* [Objective]:
Extract all records. Keep each one exact.

### Data entries

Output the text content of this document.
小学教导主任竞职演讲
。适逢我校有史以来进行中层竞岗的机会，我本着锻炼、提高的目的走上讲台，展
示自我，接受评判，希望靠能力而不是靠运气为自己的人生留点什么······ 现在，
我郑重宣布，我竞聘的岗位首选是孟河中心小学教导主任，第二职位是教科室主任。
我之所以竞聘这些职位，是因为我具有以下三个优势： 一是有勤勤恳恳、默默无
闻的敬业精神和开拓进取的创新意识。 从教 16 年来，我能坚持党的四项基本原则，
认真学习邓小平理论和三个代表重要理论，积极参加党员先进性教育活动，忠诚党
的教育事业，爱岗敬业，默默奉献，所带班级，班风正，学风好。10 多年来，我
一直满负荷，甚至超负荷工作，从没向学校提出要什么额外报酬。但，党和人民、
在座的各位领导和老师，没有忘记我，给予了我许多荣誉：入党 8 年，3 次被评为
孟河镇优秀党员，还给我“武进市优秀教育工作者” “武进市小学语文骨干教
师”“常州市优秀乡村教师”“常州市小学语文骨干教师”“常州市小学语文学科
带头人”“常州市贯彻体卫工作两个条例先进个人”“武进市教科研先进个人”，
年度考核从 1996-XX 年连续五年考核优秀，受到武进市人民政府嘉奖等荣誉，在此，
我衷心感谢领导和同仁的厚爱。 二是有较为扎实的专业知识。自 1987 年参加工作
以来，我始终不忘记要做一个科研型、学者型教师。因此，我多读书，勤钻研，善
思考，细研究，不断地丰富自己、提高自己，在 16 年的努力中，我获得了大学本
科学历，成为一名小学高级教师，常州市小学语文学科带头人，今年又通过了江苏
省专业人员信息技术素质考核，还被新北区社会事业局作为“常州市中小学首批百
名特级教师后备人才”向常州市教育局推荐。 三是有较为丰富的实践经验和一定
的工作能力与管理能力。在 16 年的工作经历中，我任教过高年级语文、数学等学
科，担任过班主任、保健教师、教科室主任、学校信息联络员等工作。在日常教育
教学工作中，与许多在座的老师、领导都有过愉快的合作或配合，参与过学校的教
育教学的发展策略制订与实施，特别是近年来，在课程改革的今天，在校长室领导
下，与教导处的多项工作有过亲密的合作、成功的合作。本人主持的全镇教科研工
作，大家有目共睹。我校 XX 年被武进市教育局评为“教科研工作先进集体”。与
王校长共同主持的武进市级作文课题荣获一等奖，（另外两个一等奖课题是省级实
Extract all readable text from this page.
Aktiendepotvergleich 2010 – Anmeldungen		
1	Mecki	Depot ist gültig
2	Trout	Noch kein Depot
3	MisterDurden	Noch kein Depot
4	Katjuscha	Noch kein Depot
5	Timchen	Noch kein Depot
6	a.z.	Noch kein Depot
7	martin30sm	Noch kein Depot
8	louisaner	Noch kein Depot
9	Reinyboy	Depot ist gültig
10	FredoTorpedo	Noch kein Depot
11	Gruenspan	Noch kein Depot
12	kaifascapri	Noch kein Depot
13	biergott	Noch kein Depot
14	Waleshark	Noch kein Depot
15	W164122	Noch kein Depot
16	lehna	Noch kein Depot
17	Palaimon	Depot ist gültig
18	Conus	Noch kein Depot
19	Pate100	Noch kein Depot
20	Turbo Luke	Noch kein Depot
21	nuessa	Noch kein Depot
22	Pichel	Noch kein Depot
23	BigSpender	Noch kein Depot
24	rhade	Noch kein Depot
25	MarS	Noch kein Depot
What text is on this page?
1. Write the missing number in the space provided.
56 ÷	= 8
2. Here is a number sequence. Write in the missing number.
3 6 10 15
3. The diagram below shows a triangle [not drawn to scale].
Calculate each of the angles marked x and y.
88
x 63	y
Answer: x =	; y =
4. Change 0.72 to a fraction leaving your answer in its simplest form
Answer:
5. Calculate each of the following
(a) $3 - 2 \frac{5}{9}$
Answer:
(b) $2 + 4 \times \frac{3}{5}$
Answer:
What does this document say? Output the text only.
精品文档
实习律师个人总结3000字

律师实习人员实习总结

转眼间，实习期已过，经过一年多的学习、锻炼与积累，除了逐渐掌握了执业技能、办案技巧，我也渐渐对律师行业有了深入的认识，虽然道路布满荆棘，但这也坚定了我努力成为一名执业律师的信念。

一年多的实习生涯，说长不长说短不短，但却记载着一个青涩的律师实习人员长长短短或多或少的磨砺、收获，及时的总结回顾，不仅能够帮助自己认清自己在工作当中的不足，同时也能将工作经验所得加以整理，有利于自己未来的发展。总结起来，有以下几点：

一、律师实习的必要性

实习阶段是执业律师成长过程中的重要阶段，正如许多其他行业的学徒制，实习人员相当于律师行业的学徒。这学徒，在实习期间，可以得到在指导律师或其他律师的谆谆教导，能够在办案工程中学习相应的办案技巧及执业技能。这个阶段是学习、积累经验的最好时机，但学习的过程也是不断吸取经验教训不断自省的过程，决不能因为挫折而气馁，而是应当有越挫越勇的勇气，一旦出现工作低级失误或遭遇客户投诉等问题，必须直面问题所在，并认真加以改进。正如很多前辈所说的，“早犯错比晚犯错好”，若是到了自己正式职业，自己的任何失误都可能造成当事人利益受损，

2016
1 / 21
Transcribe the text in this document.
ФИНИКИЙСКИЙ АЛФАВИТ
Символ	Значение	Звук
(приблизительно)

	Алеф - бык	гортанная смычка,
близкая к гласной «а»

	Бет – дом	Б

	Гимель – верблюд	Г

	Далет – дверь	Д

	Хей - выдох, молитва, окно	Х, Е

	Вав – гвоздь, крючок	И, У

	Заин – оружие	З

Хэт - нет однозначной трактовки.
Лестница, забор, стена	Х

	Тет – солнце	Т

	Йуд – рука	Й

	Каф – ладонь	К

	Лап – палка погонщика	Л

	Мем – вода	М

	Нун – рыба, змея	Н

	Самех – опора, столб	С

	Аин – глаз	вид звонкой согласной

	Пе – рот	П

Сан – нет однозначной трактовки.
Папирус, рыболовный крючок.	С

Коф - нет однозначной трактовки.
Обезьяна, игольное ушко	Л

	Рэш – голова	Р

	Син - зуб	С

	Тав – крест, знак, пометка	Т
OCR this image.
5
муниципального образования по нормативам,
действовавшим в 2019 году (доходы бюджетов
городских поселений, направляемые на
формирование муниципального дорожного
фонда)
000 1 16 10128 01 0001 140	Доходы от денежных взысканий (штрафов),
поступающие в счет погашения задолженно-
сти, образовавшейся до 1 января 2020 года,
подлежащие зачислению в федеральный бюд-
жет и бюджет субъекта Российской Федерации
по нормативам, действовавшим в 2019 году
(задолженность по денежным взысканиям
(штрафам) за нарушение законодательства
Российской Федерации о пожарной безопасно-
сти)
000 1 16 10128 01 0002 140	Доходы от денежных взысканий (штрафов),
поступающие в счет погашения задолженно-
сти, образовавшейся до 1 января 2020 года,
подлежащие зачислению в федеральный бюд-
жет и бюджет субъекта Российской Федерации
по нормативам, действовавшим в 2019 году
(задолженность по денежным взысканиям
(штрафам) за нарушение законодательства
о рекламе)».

######

* [Solution to this problem]:
Output the text content of this document.
小学教导主任竞职演讲
。适逢我校有史以来进行中层竞岗的机会，我本着锻炼、提高的目的走上讲台，展
示自我，接受评判，希望靠能力而不是靠运气为自己的人生留点什么······ 现在，
我郑重宣布，我竞聘的岗位首选是孟河中心小学教导主任，第二职位是教科室主任。
我之所以竞聘这些职位，是因为我具有以下三个优势： 一是有勤勤恳恳、默默无
闻的敬业精神和开拓进取的创新意识。 从教 16 年来，我能坚持党的四项基本原则，
认真学习邓小平理论和三个代表重要理论，积极参加党员先进性教育活动，忠诚党
的教育事业，爱岗敬业，默默奉献，所带班级，班风正，学风好。10 多年来，我
一直满负荷，甚至超负荷工作，从没向学校提出要什么额外报酬。但，党和人民、
在座的各位领导和老师，没有忘记我，给予了我许多荣誉：入党 8 年，3 次被评为
孟河镇优秀党员，还给我“武进市优秀教育工作者” “武进市小学语文骨干教
师”“常州市优秀乡村教师”“常州市小学语文骨干教师”“常州市小学语文学科
带头人”“常州市贯彻体卫工作两个条例先进个人”“武进市教科研先进个人”，
年度考核从 1996-XX 年连续五年考核优秀，受到武进市人民政府嘉奖等荣誉，在此，
我衷心感谢领导和同仁的厚爱。 二是有较为扎实的专业知识。自 1987 年参加工作
以来，我始终不忘记要做一个科研型、学者型教师。因此，我多读书，勤钻研，善
思考，细研究，不断地丰富自己、提高自己，在 16 年的努力中，我获得了大学本
科学历，成为一名小学高级教师，常州市小学语文学科带头人，今年又通过了江苏
省专业人员信息技术素质考核，还被新北区社会事业局作为“常州市中小学首批百
名特级教师后备人才”向常州市教育局推荐。 三是有较为丰富的实践经验和一定
的工作能力与管理能力。在 16 年的工作经历中，我任教过高年级语文、数学等学
科，担任过班主任、保健教师、教科室主任、学校信息联络员等工作。在日常教育
教学工作中，与许多在座的老师、领导都有过愉快的合作或配合，参与过学校的教
育教学的发展策略制订与实施，特别是近年来，在课程改革的今天，在校长室领导
下，与教导处的多项工作有过亲密的合作、成功的合作。本人主持的全镇教科研工
作，大家有目共睹。我校 XX 年被武进市教育局评为“教科研工作先进集体”。与
王校长共同主持的武进市级作文课题荣获一等奖，（另外两个一等奖课题是省级实
Extract all readable text from this page.
Aktiendepotvergleich 2010 – Anmeldungen		
1	Mecki	Depot ist gültig
2	Trout	Noch kein Depot
3	MisterDurden	Noch kein Depot
4	Katjuscha	Noch kein Depot
5	Timchen	Noch kein Depot
6	a.z.	Noch kein Depot
7	martin30sm	Noch kein Depot
8	louisaner	Noch kein Depot
9	Reinyboy	Depot ist gültig
10	FredoTorpedo	Noch kein Depot
11	Gruenspan	Noch kein Depot
12	kaifascapri	Noch kein Depot
13	biergott	Noch kein Depot
14	Waleshark	Noch kein Depot
15	W164122	Noch kein Depot
16	lehna	Noch kein Depot
17	Palaimon	Depot ist gültig
18	Conus	Noch kein Depot
19	Pate100	Noch kein Depot
20	Turbo Luke	Noch kein Depot
21	nuessa	Noch kein Depot
22	Pichel	Noch kein Depot
23	BigSpender	Noch kein Depot
24	rhade	Noch kein Depot
25	MarS	Noch kein Depot
What text is on this page?
1. Write the missing number in the space provided.
56 ÷	= 8
2. Here is a number sequence. Write in the missing number.
3 6 10 15
3. The diagram below shows a triangle [not drawn to scale].
Calculate each of the angles marked x and y.
88
x 63	y
Answer: x =	; y =
4. Change 0.72 to a fraction leaving your answer in its simplest form
Answer:
5. Calculate each of the following
(a) $3 - 2 \frac{5}{9}$
Answer:
(b) $2 + 4 \times \frac{3}{5}$
Answer:
What does this document say? Output the text only.
精品文档
实习律师个人总结3000字

律师实习人员实习总结

转眼间，实习期已过，经过一年多的学习、锻炼与积累，除了逐渐掌握了执业技能、办案技巧，我也渐渐对律师行业有了深入的认识，虽然道路布满荆棘，但这也坚定了我努力成为一名执业律师的信念。

一年多的实习生涯，说长不长说短不短，但却记载着一个青涩的律师实习人员长长短短或多或少的磨砺、收获，及时的总结回顾，不仅能够帮助自己认清自己在工作当中的不足，同时也能将工作经验所得加以整理，有利于自己未来的发展。总结起来，有以下几点：

一、律师实习的必要性

实习阶段是执业律师成长过程中的重要阶段，正如许多其他行业的学徒制，实习人员相当于律师行业的学徒。这学徒，在实习期间，可以得到在指导律师或其他律师的谆谆教导，能够在办案工程中学习相应的办案技巧及执业技能。这个阶段是学习、积累经验的最好时机，但学习的过程也是不断吸取经验教训不断自省的过程，决不能因为挫折而气馁，而是应当有越挫越勇的勇气，一旦出现工作低级失误或遭遇客户投诉等问题，必须直面问题所在，并认真加以改进。正如很多前辈所说的，“早犯错比晚犯错好”，若是到了自己正式职业，自己的任何失误都可能造成当事人利益受损，

2016
1 / 21
Transcribe the text in this document.
ФИНИКИЙСКИЙ АЛФАВИТ
Символ	Значение	Звук
(приблизительно)

	Алеф - бык	гортанная смычка,
близкая к гласной «а»

	Бет – дом	Б

	Гимель – верблюд	Г

	Далет – дверь	Д

	Хей - выдох, молитва, окно	Х, Е

	Вав – гвоздь, крючок	И, У

	Заин – оружие	З

Хэт - нет однозначной трактовки.
Лестница, забор, стена	Х

	Тет – солнце	Т

	Йуд – рука	Й

	Каф – ладонь	К

	Лап – палка погонщика	Л

	Мем – вода	М

	Нун – рыба, змея	Н

	Самех – опора, столб	С

	Аин – глаз	вид звонкой согласной

	Пе – рот	П

Сан – нет однозначной трактовки.
Папирус, рыболовный крючок.	С

Коф - нет однозначной трактовки.
Обезьяна, игольное ушко	Л

	Рэш – голова	Р

	Син - зуб	С

	Тав – крест, знак, пометка	Т
OCR this image.
5
муниципального образования по нормативам,
действовавшим в 2019 году (доходы бюджетов
городских поселений, направляемые на
формирование муниципального дорожного
фонда)
000 1 16 10128 01 0001 140	Доходы от денежных взысканий (штрафов),
поступающие в счет погашения задолженно-
сти, образовавшейся до 1 января 2020 года,
подлежащие зачислению в федеральный бюд-
жет и бюджет субъекта Российской Федерации
по нормативам, действовавшим в 2019 году
(задолженность по денежным взысканиям
(штрафам) за нарушение законодательства
Российской Федерации о пожарной безопасно-
сти)
000 1 16 10128 01 0002 140	Доходы от денежных взысканий (штрафов),
поступающие в счет погашения задолженно-
сти, образовавшейся до 1 января 2020 года,
подлежащие зачислению в федеральный бюд-
жет и бюджет субъекта Российской Федерации
по нормативам, действовавшим в 2019 году
(задолженность по денежным взысканиям
(штрафам) за нарушение законодательства
о рекламе)».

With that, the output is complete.